(begin)

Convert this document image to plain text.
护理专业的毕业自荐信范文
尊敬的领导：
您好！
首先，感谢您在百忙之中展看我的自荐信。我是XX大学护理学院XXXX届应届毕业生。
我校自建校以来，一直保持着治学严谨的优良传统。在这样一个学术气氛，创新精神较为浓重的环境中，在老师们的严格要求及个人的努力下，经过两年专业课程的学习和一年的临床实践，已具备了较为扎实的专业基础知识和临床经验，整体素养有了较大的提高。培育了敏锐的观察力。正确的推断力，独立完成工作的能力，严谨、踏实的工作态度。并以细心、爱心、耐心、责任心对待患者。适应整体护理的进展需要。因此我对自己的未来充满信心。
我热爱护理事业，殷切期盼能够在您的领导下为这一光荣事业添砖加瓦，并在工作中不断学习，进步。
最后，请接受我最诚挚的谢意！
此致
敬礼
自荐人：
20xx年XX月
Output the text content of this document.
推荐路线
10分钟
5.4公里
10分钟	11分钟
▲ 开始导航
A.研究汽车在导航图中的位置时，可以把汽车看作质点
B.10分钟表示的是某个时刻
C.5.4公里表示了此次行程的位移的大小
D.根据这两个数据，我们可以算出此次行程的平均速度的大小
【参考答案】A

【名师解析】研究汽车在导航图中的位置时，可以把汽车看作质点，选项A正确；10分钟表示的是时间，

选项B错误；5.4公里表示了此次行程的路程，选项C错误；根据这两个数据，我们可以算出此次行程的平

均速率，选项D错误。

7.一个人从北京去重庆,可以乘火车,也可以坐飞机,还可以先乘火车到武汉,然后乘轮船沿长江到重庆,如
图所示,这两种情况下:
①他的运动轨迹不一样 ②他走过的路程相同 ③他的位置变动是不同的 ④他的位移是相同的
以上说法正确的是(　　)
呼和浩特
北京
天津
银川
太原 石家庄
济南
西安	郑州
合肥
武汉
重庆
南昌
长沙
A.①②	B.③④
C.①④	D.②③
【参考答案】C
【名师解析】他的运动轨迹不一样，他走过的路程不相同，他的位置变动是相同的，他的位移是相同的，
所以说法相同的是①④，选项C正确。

(end)

» **What the task asks**
Reproduce only the lines running from the one with "Output the text content of this document." through the final line of the listing above, both ends included.

» **Answer below**
Output the text content of this document.
推荐路线
10分钟
5.4公里
10分钟	11分钟
▲ 开始导航
A.研究汽车在导航图中的位置时，可以把汽车看作质点
B.10分钟表示的是某个时刻
C.5.4公里表示了此次行程的位移的大小
D.根据这两个数据，我们可以算出此次行程的平均速度的大小
【参考答案】A

【名师解析】研究汽车在导航图中的位置时，可以把汽车看作质点，选项A正确；10分钟表示的是时间，

选项B错误；5.4公里表示了此次行程的路程，选项C错误；根据这两个数据，我们可以算出此次行程的平

均速率，选项D错误。

7.一个人从北京去重庆,可以乘火车,也可以坐飞机,还可以先乘火车到武汉,然后乘轮船沿长江到重庆,如
图所示,这两种情况下:
①他的运动轨迹不一样 ②他走过的路程相同 ③他的位置变动是不同的 ④他的位移是相同的
以上说法正确的是(　　)
呼和浩特
北京
天津
银川
太原 石家庄
济南
西安	郑州
合肥
武汉
重庆
南昌
长沙
A.①②	B.③④
C.①④	D.②③
【参考答案】C
【名师解析】他的运动轨迹不一样，他走过的路程不相同，他的位置变动是相同的，他的位移是相同的，
所以说法相同的是①④，选项C正确。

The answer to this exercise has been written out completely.